**EXERCISE:**
From the listing below, pull out all lines with "JSON" in them.

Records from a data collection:
================================
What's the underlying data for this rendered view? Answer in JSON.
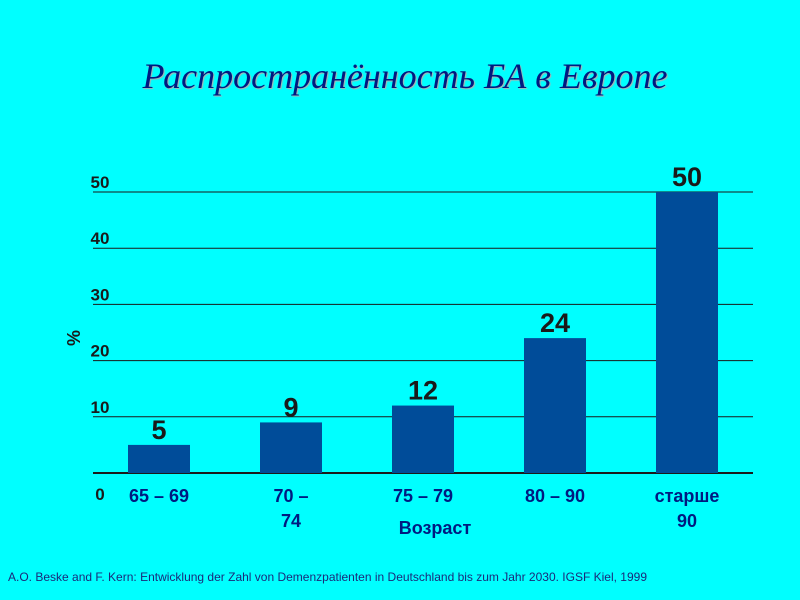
{
  "chart_data": {
    "type": "bar",
    "title": "Распространённость БА в Европе",
    "ylabel": "%",
    "xlabel": "Возраст",
    "ylim": [
      0,
      50
    ],
    "yticks": [
      "0",
      "10",
      "20",
      "30",
      "40",
      "50"
    ],
    "categories": [
      [
        "65 – 69"
      ],
      [
        "70 –",
        "74"
      ],
      [
        "75 – 79"
      ],
      [
        "80 – 90"
      ],
      [
        "старше",
        "90"
      ]
    ],
    "values": [
      5,
      9,
      12,
      24,
      50
    ],
    "data_labels": [
      "5",
      "9",
      "12",
      "24",
      "50"
    ],
    "grid": true,
    "bar_color": "#004c99",
    "gridline_color": "#1a1a1a"
  },
  "footnote": "A.O. Beske and F. Kern: Entwicklung der Zahl von Demenzpatienten in Deutschland bis zum Jahr 2030. IGSF Kiel, 1999"
}
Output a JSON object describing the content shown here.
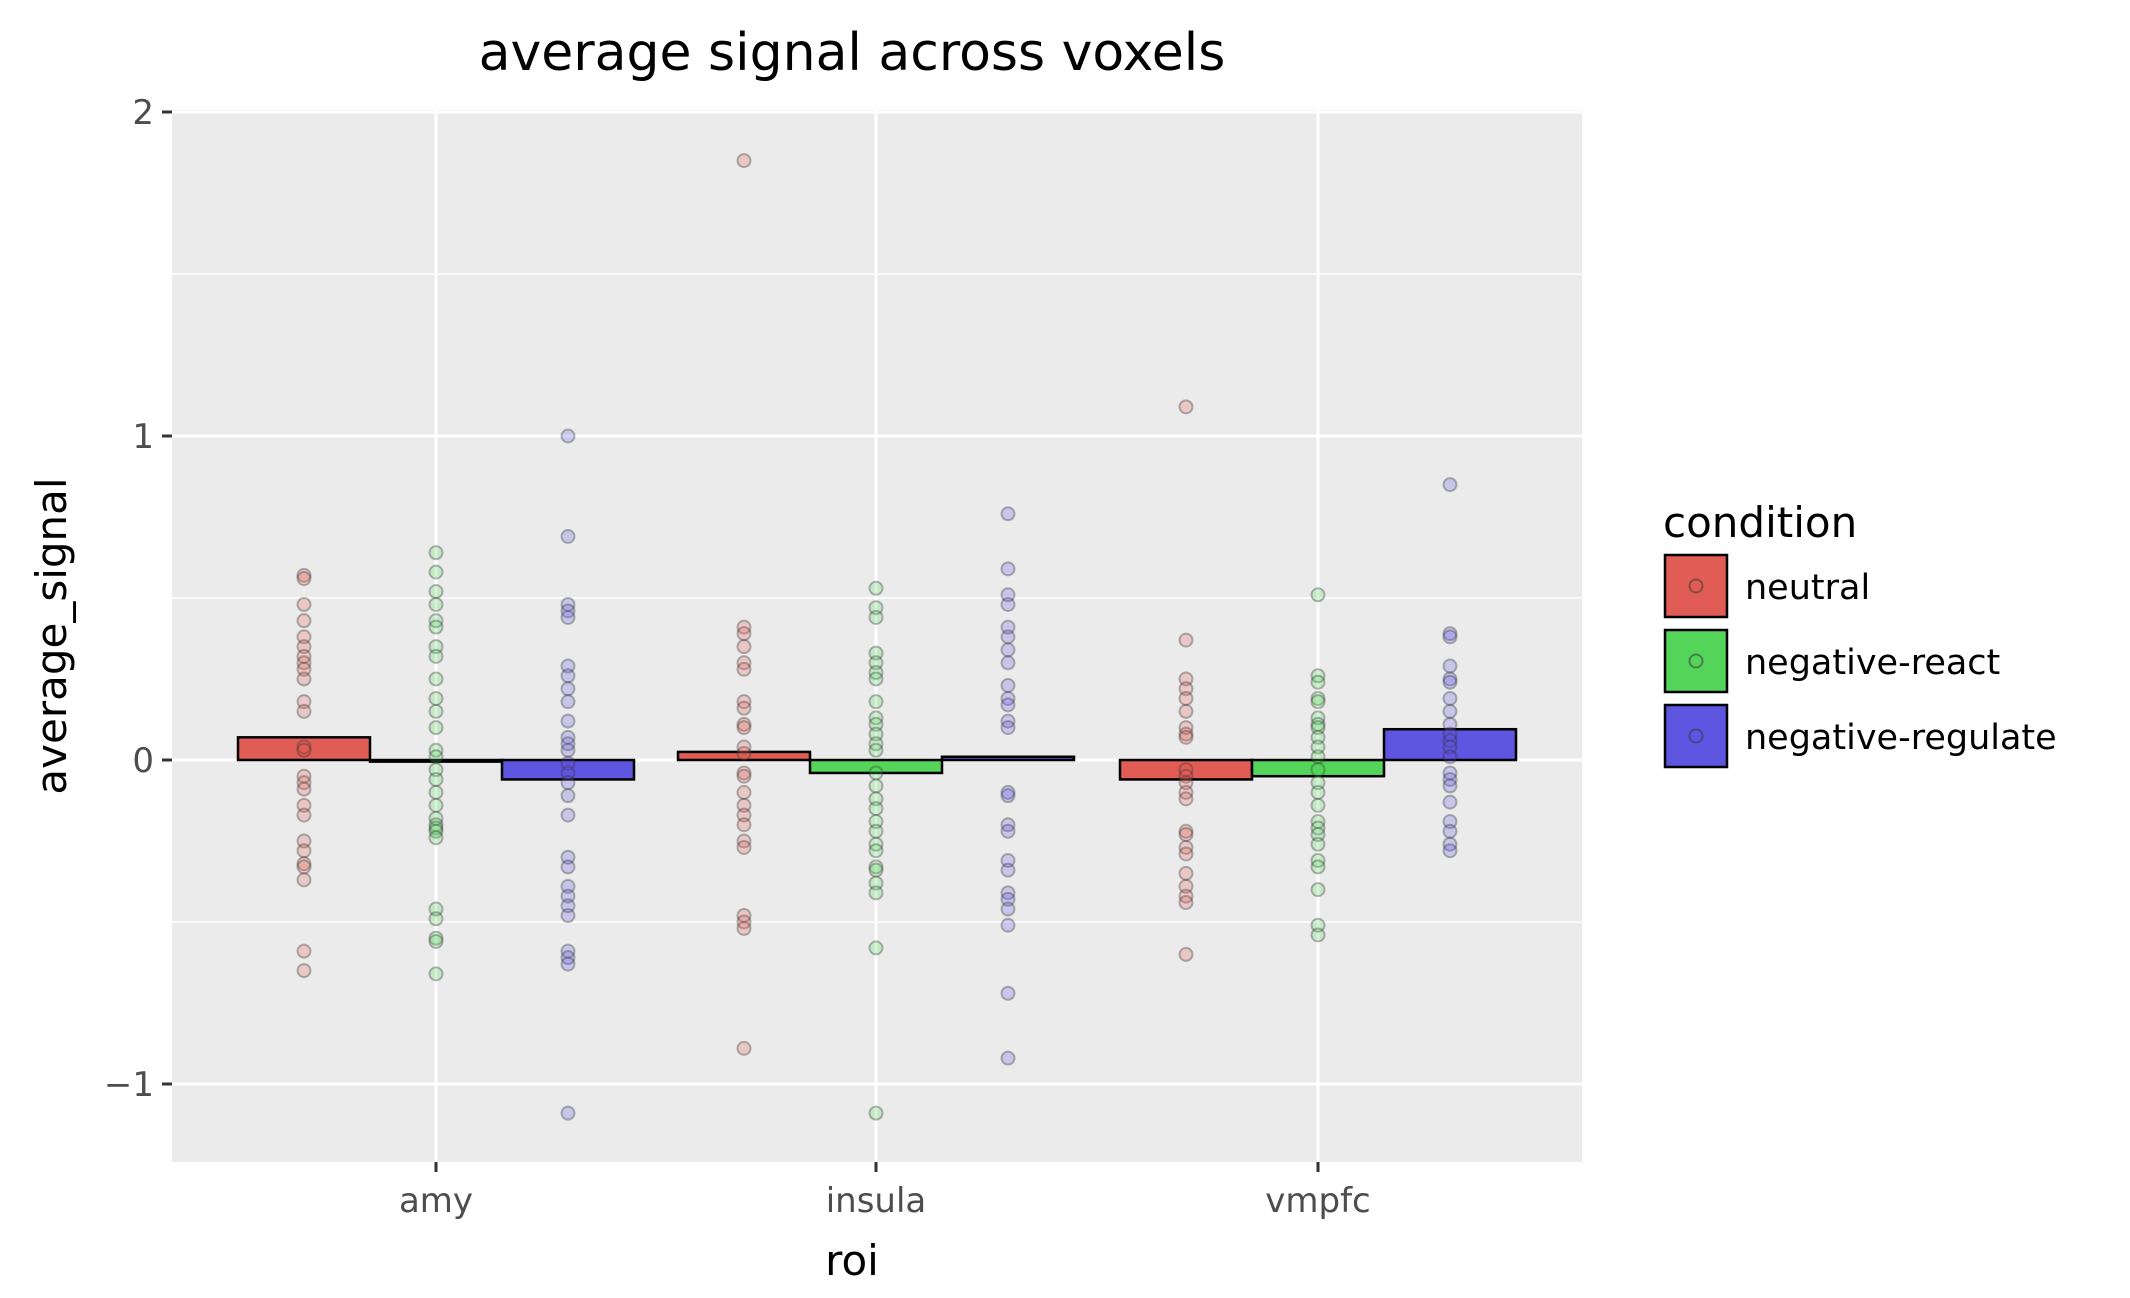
================================
**SOLVED PROBLEM:**
What's the underlying data for this rendered view? Answer in JSON.
Output a JSON object describing the content shown here.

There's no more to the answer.